Element location listings:
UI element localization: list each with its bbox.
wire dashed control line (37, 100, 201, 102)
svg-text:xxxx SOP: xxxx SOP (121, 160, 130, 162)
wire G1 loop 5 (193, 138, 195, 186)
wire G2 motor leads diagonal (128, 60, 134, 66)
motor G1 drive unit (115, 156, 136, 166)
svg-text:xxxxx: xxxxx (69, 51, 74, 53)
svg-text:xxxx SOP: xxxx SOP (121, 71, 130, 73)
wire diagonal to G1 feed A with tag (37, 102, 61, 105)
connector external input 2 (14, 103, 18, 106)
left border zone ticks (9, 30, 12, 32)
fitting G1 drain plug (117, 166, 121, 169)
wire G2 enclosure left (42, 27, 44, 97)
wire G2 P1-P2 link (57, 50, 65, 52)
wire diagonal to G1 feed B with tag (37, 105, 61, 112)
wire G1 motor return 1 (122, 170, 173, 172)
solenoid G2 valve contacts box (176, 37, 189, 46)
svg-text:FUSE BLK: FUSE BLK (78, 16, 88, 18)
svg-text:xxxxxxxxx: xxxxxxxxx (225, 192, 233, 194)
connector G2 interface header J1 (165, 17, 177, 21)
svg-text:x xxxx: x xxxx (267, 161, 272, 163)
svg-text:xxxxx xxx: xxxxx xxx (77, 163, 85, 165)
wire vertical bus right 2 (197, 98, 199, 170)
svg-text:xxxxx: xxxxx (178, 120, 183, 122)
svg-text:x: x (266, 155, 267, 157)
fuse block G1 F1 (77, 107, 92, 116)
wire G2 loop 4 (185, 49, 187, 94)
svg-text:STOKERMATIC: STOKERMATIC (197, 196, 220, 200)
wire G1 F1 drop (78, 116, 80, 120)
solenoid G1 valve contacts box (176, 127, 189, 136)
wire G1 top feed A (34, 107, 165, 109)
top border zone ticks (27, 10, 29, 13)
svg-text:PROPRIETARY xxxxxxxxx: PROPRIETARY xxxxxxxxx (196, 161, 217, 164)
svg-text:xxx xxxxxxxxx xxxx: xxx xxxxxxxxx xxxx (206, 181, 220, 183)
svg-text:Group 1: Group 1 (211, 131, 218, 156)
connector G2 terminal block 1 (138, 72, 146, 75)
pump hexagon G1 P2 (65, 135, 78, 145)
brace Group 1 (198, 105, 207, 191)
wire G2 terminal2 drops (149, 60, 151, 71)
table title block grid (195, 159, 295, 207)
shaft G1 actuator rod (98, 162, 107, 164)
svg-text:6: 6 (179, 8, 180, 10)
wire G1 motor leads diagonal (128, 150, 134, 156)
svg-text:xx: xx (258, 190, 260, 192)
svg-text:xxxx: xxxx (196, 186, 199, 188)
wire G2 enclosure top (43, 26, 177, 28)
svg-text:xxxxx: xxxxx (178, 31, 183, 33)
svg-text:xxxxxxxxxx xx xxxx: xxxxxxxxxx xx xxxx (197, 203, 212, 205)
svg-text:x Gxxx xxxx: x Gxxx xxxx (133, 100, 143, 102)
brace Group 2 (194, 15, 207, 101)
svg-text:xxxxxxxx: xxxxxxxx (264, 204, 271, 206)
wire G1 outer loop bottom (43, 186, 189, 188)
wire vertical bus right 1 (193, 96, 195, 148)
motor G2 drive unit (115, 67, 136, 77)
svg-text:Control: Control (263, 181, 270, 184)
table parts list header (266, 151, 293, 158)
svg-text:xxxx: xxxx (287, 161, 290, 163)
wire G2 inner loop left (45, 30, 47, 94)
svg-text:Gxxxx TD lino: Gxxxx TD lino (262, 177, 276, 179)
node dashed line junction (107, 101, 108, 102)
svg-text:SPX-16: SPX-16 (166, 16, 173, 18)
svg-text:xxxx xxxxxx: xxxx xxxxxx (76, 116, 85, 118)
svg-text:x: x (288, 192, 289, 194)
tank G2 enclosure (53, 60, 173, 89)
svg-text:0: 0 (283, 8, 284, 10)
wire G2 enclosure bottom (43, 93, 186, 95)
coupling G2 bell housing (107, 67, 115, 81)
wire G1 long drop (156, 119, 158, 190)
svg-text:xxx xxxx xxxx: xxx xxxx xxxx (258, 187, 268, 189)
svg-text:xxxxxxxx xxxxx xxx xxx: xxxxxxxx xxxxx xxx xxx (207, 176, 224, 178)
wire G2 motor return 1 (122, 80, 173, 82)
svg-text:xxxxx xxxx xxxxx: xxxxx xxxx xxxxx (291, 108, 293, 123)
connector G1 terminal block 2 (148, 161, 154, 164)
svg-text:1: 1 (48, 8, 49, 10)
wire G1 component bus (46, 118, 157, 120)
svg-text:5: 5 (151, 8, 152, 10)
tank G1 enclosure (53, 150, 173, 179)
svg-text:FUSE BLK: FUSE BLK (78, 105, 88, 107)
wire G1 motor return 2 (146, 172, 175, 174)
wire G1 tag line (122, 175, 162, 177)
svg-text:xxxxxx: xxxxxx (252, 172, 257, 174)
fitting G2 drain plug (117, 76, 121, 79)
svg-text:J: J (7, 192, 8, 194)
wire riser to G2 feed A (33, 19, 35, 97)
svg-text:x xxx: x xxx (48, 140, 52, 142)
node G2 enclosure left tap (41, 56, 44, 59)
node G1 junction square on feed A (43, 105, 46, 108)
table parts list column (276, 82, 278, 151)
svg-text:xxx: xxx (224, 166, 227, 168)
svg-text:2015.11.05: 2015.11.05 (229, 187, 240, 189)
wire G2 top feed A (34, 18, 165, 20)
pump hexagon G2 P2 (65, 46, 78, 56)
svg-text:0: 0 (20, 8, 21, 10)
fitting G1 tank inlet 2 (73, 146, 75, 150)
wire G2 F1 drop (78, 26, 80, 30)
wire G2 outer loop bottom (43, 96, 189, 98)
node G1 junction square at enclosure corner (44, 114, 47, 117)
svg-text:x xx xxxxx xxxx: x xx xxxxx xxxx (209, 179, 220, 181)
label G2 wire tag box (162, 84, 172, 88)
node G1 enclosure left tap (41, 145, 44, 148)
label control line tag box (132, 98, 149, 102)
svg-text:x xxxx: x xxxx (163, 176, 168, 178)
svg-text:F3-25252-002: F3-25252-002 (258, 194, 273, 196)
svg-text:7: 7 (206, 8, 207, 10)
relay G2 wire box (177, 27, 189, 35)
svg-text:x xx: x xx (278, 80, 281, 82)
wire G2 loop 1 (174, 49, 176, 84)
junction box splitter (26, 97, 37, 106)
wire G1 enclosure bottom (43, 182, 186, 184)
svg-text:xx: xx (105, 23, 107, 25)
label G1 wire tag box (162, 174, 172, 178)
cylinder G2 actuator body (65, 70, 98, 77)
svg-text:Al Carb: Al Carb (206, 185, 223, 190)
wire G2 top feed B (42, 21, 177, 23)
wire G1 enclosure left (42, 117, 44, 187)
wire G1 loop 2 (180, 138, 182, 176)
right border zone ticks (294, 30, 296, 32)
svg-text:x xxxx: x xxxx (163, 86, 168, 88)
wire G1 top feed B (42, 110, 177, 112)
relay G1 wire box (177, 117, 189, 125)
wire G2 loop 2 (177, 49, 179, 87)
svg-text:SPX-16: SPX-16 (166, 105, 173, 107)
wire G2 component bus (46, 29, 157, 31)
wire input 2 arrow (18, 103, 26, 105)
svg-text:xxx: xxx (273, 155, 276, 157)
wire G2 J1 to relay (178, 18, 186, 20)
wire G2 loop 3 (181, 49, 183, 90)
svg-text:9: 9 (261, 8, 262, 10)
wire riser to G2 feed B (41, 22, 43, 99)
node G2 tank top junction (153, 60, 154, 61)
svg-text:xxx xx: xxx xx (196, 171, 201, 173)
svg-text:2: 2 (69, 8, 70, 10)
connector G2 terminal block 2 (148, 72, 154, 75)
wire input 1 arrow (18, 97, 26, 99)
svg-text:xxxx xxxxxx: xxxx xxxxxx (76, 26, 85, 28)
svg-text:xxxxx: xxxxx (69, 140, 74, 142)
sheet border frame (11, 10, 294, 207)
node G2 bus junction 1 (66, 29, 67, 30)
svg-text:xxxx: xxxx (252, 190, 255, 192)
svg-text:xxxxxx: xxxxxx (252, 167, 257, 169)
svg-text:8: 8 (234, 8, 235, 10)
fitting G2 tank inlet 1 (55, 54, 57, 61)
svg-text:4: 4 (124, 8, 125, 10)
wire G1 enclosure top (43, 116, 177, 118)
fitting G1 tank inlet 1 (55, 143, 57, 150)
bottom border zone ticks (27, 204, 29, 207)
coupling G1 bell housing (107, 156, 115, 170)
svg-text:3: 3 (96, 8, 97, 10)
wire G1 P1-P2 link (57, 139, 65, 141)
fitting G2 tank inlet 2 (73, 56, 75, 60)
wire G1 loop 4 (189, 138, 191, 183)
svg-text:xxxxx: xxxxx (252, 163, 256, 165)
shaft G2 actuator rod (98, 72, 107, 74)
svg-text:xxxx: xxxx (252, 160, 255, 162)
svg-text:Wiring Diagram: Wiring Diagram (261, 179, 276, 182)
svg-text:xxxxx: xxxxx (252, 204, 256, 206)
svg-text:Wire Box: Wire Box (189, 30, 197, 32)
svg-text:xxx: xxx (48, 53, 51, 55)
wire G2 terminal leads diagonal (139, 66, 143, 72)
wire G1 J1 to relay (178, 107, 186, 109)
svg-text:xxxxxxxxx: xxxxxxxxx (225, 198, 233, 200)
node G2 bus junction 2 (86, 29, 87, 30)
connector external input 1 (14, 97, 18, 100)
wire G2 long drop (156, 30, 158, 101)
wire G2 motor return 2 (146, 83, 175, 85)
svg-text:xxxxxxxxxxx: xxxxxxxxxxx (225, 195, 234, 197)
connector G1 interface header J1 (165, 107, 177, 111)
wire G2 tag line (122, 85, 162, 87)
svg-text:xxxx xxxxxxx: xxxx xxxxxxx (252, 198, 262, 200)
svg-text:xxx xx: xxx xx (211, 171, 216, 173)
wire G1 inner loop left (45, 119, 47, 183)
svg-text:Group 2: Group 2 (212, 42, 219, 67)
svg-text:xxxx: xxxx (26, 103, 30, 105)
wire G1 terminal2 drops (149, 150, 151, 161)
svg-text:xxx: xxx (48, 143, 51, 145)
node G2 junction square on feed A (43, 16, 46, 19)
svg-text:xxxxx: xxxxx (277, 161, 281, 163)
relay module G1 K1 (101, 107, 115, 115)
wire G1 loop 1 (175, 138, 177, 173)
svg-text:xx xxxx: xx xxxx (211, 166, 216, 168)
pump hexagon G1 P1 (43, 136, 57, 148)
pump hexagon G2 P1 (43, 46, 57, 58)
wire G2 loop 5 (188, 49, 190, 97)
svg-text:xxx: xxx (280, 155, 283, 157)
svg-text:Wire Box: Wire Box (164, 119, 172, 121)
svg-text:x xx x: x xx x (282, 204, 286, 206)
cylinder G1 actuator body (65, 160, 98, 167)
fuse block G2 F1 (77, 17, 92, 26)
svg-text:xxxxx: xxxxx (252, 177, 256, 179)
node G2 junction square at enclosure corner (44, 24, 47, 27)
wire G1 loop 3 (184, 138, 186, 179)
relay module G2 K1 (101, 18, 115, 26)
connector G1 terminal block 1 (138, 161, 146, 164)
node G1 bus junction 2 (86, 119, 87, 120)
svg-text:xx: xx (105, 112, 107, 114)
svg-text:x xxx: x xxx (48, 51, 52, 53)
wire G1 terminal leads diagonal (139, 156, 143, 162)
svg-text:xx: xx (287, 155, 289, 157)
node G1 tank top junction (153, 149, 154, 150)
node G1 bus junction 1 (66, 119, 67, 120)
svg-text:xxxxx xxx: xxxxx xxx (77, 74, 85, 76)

STATED GOAL:
Rewrite the listing from its first line through the line containing "svg-text:PROPRIETARY xxxxxxxxx: PROPRIETARY", inclusive, changing "drain plug" to "drain valve" and leaving everything else as it is.

ANSWER FOR THE TASK:
UI element localization: list each with its bbox.
wire dashed control line (37, 100, 201, 102)
svg-text:xxxx SOP: xxxx SOP (121, 160, 130, 162)
wire G1 loop 5 (193, 138, 195, 186)
wire G2 motor leads diagonal (128, 60, 134, 66)
motor G1 drive unit (115, 156, 136, 166)
svg-text:xxxxx: xxxxx (69, 51, 74, 53)
svg-text:xxxx SOP: xxxx SOP (121, 71, 130, 73)
wire diagonal to G1 feed A with tag (37, 102, 61, 105)
connector external input 2 (14, 103, 18, 106)
left border zone ticks (9, 30, 12, 32)
fitting G1 drain valve (117, 166, 121, 169)
wire G2 enclosure left (42, 27, 44, 97)
wire G2 P1-P2 link (57, 50, 65, 52)
wire diagonal to G1 feed B with tag (37, 105, 61, 112)
wire G1 motor return 1 (122, 170, 173, 172)
solenoid G2 valve contacts box (176, 37, 189, 46)
svg-text:FUSE BLK: FUSE BLK (78, 16, 88, 18)
svg-text:xxxxxxxxx: xxxxxxxxx (225, 192, 233, 194)
connector G2 interface header J1 (165, 17, 177, 21)
svg-text:x xxxx: x xxxx (267, 161, 272, 163)
svg-text:xxxxx xxx: xxxxx xxx (77, 163, 85, 165)
wire vertical bus right 2 (197, 98, 199, 170)
svg-text:xxxxx: xxxxx (178, 120, 183, 122)
svg-text:x: x (266, 155, 267, 157)
fuse block G1 F1 (77, 107, 92, 116)
wire G2 loop 4 (185, 49, 187, 94)
svg-text:STOKERMATIC: STOKERMATIC (197, 196, 220, 200)
wire G1 F1 drop (78, 116, 80, 120)
solenoid G1 valve contacts box (176, 127, 189, 136)
wire G1 top feed A (34, 107, 165, 109)
top border zone ticks (27, 10, 29, 13)
svg-text:PROPRIETARY xxxxxxxxx: PROPRIETARY xxxxxxxxx (196, 161, 217, 164)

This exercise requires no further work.